(Dataset excerpts)
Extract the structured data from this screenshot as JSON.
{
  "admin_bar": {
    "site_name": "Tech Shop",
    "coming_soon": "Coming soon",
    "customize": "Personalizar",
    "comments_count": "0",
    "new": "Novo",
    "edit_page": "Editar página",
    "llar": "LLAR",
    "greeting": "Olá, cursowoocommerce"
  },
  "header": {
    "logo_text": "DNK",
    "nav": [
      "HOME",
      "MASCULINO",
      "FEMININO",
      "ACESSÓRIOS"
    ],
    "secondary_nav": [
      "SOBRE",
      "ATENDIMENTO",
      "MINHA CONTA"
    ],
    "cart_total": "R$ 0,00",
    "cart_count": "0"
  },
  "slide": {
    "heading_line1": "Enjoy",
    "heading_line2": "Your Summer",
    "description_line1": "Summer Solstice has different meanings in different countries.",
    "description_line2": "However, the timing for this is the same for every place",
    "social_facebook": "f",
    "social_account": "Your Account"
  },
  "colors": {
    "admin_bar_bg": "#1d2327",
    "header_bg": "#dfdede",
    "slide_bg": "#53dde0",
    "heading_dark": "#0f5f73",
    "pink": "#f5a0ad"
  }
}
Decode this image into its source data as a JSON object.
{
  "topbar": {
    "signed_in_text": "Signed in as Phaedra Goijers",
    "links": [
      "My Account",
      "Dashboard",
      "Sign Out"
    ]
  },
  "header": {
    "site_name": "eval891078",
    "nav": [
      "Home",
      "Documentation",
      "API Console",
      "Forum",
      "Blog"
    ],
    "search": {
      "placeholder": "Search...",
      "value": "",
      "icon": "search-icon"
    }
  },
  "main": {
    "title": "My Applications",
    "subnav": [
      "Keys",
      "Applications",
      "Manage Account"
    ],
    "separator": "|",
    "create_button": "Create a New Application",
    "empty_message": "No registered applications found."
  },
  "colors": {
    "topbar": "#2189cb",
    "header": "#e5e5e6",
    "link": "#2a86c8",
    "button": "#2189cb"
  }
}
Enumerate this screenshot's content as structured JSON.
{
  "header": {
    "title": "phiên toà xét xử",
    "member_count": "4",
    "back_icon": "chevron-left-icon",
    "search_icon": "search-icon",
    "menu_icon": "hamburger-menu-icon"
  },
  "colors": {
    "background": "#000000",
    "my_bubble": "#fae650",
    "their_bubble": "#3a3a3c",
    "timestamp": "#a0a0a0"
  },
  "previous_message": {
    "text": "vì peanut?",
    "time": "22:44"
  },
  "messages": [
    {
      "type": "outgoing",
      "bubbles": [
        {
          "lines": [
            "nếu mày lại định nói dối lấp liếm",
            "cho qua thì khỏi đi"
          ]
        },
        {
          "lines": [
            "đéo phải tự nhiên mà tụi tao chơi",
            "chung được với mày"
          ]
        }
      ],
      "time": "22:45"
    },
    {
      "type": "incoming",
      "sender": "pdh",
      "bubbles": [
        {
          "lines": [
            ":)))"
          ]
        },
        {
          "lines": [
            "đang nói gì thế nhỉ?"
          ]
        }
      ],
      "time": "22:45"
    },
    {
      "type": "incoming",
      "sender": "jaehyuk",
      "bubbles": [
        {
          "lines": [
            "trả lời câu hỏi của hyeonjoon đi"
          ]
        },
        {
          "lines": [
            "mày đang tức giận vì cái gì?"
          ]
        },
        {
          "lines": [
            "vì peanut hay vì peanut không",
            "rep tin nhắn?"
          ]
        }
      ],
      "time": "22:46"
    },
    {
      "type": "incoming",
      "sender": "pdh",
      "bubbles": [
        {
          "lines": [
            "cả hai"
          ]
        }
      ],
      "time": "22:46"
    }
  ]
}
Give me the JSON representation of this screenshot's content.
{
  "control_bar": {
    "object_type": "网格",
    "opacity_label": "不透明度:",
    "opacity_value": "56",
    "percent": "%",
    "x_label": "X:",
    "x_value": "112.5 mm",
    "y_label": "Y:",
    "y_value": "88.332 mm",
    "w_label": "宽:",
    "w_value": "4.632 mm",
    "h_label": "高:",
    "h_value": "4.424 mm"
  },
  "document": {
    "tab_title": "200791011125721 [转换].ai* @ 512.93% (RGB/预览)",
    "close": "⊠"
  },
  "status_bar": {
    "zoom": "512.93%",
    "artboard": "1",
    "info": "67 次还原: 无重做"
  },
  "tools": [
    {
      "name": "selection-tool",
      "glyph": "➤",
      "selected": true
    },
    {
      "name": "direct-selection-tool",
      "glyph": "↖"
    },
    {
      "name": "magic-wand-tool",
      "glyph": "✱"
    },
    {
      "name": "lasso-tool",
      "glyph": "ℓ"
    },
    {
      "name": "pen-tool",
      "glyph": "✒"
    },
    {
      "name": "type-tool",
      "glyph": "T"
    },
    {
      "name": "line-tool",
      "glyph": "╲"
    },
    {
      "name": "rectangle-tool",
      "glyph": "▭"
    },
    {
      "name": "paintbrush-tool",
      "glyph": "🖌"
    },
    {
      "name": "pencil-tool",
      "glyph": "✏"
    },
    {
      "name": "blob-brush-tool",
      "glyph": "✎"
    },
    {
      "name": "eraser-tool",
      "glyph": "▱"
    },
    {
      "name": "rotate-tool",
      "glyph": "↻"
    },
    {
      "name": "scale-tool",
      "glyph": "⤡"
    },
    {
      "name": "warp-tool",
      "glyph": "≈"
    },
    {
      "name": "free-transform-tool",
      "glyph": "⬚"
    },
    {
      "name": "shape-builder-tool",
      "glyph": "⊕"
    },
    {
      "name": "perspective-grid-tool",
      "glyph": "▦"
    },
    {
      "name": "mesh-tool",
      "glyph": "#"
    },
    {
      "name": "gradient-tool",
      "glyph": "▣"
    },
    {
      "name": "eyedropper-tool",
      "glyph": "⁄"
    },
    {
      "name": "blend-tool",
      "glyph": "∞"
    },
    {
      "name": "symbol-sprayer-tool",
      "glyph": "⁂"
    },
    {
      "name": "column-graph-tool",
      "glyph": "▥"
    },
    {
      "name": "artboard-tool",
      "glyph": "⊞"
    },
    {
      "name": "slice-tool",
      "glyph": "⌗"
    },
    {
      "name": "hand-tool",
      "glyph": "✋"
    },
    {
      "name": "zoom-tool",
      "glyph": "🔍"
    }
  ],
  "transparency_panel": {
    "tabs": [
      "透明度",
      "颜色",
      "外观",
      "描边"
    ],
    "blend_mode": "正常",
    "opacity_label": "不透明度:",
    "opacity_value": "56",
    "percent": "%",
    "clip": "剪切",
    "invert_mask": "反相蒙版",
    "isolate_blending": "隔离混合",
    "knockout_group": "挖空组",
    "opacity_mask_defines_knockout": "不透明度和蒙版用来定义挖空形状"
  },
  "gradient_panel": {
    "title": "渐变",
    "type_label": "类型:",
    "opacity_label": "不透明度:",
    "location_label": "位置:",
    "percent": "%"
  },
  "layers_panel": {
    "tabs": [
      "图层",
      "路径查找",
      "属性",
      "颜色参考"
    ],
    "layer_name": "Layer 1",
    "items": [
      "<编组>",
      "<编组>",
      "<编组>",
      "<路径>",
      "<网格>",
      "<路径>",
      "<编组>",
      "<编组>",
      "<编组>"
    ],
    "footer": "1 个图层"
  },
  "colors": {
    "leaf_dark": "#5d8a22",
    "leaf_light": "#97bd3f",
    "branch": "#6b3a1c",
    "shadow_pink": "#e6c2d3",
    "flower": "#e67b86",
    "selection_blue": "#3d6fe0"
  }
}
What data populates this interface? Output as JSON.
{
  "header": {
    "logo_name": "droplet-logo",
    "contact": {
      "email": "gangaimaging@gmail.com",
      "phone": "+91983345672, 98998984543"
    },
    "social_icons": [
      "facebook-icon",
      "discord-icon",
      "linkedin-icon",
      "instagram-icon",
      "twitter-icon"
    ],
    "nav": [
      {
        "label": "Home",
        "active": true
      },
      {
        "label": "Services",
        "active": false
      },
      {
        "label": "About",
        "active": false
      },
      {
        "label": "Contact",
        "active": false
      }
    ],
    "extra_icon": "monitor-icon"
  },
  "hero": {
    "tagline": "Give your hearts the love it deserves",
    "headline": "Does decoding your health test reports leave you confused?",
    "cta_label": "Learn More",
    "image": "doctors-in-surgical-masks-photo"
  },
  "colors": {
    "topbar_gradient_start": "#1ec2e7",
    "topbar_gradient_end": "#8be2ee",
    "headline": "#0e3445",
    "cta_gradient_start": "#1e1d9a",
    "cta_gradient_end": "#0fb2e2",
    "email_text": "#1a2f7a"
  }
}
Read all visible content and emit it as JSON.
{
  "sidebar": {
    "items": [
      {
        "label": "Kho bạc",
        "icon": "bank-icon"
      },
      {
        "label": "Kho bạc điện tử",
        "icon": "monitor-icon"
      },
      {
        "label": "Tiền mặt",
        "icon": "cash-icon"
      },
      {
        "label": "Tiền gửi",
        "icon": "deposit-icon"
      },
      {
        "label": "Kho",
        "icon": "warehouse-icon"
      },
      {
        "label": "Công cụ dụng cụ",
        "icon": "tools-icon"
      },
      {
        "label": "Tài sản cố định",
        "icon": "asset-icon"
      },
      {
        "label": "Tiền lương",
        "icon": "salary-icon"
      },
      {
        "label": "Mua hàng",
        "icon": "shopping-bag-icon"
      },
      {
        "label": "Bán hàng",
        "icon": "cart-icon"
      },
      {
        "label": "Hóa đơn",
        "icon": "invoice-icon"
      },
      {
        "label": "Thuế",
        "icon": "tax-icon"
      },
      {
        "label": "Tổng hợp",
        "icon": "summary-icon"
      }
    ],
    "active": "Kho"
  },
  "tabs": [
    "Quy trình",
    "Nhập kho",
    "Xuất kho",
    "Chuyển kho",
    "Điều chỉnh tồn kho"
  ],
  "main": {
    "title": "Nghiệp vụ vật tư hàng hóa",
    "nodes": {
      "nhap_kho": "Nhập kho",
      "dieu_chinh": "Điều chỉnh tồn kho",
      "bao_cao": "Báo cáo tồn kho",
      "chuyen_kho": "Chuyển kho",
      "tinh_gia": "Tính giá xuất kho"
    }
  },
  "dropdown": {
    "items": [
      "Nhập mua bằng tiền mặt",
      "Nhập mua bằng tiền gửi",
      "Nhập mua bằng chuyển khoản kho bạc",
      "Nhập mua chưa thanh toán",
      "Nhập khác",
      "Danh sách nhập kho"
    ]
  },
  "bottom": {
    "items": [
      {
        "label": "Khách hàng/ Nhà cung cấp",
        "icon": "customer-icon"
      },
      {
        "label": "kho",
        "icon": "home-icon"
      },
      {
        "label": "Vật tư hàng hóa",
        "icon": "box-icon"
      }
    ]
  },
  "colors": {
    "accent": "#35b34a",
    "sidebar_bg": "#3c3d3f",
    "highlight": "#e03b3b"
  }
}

## Work to be completed:
Note how many lines in the listing above hold the string "hàng", then give only that figure.

## Solution for this problem:
5